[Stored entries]
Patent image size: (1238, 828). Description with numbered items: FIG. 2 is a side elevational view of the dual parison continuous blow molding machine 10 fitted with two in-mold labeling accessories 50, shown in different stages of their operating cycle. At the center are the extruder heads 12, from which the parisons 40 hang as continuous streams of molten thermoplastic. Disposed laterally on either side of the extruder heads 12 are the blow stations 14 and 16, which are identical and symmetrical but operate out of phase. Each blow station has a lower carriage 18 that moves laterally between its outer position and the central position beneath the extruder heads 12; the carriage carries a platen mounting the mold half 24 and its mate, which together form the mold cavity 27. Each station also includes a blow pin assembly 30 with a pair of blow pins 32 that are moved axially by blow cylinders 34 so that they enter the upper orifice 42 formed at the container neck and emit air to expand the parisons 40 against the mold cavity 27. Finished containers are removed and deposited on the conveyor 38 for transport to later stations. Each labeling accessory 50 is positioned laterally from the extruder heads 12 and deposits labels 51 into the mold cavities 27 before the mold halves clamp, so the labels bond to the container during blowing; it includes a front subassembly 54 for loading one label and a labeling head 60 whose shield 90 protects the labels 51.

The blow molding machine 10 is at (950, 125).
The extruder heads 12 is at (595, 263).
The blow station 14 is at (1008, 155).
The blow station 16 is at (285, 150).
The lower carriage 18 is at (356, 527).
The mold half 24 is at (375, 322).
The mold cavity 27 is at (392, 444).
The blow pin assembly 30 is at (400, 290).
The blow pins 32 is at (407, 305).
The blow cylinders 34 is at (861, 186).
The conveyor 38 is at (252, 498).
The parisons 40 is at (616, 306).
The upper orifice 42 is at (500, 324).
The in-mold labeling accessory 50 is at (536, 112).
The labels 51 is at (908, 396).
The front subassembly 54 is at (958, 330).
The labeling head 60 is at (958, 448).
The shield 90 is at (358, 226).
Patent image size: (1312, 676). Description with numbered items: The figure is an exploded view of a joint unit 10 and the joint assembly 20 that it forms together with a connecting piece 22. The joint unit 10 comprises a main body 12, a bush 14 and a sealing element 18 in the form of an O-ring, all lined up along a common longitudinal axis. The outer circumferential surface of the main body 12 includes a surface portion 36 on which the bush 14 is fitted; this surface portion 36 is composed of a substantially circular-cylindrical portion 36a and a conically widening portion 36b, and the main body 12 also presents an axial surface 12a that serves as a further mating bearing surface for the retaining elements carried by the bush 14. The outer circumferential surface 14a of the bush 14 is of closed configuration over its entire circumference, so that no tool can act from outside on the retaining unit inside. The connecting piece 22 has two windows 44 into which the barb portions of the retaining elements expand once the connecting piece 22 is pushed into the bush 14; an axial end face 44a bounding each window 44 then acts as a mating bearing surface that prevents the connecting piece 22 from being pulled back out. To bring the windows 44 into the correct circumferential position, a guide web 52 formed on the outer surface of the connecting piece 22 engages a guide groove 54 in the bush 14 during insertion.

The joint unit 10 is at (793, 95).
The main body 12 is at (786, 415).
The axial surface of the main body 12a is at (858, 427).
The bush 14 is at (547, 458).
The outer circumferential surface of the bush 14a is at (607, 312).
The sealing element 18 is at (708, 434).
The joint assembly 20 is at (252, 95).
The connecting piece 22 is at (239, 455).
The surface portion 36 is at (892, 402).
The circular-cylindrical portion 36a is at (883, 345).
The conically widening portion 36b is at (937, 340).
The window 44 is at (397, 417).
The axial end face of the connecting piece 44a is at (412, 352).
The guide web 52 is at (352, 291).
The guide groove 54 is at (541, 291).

What the task asks> Rewrite the entries, changing each "Patent image size" to "Drawing dimensions" and leaving everything else unchanged.

Solution for this problem>
Drawing dimensions: (1238, 828). Description with numbered items: FIG. 2 is a side elevational view of the dual parison continuous blow molding machine 10 fitted with two in-mold labeling accessories 50, shown in different stages of their operating cycle. At the center are the extruder heads 12, from which the parisons 40 hang as continuous streams of molten thermoplastic. Disposed laterally on either side of the extruder heads 12 are the blow stations 14 and 16, which are identical and symmetrical but operate out of phase. Each blow station has a lower carriage 18 that moves laterally between its outer position and the central position beneath the extruder heads 12; the carriage carries a platen mounting the mold half 24 and its mate, which together form the mold cavity 27. Each station also includes a blow pin assembly 30 with a pair of blow pins 32 that are moved axially by blow cylinders 34 so that they enter the upper orifice 42 formed at the container neck and emit air to expand the parisons 40 against the mold cavity 27. Finished containers are removed and deposited on the conveyor 38 for transport to later stations. Each labeling accessory 50 is positioned laterally from the extruder heads 12 and deposits labels 51 into the mold cavities 27 before the mold halves clamp, so the labels bond to the container during blowing; it includes a front subassembly 54 for loading one label and a labeling head 60 whose shield 90 protects the labels 51.

The blow molding machine 10 is at (950, 125).
The extruder heads 12 is at (595, 263).
The blow station 14 is at (1008, 155).
The blow station 16 is at (285, 150).
The lower carriage 18 is at (356, 527).
The mold half 24 is at (375, 322).
The mold cavity 27 is at (392, 444).
The blow pin assembly 30 is at (400, 290).
The blow pins 32 is at (407, 305).
The blow cylinders 34 is at (861, 186).
The conveyor 38 is at (252, 498).
The parisons 40 is at (616, 306).
The upper orifice 42 is at (500, 324).
The in-mold labeling accessory 50 is at (536, 112).
The labels 51 is at (908, 396).
The front subassembly 54 is at (958, 330).
The labeling head 60 is at (958, 448).
The shield 90 is at (358, 226).
Drawing dimensions: (1312, 676). Description with numbered items: The figure is an exploded view of a joint unit 10 and the joint assembly 20 that it forms together with a connecting piece 22. The joint unit 10 comprises a main body 12, a bush 14 and a sealing element 18 in the form of an O-ring, all lined up along a common longitudinal axis. The outer circumferential surface of the main body 12 includes a surface portion 36 on which the bush 14 is fitted; this surface portion 36 is composed of a substantially circular-cylindrical portion 36a and a conically widening portion 36b, and the main body 12 also presents an axial surface 12a that serves as a further mating bearing surface for the retaining elements carried by the bush 14. The outer circumferential surface 14a of the bush 14 is of closed configuration over its entire circumference, so that no tool can act from outside on the retaining unit inside. The connecting piece 22 has two windows 44 into which the barb portions of the retaining elements expand once the connecting piece 22 is pushed into the bush 14; an axial end face 44a bounding each window 44 then acts as a mating bearing surface that prevents the connecting piece 22 from being pulled back out. To bring the windows 44 into the correct circumferential position, a guide web 52 formed on the outer surface of the connecting piece 22 engages a guide groove 54 in the bush 14 during insertion.

The joint unit 10 is at (793, 95).
The main body 12 is at (786, 415).
The axial surface of the main body 12a is at (858, 427).
The bush 14 is at (547, 458).
The outer circumferential surface of the bush 14a is at (607, 312).
The sealing element 18 is at (708, 434).
The joint assembly 20 is at (252, 95).
The connecting piece 22 is at (239, 455).
The surface portion 36 is at (892, 402).
The circular-cylindrical portion 36a is at (883, 345).
The conically widening portion 36b is at (937, 340).
The window 44 is at (397, 417).
The axial end face of the connecting piece 44a is at (412, 352).
The guide web 52 is at (352, 291).
The guide groove 54 is at (541, 291).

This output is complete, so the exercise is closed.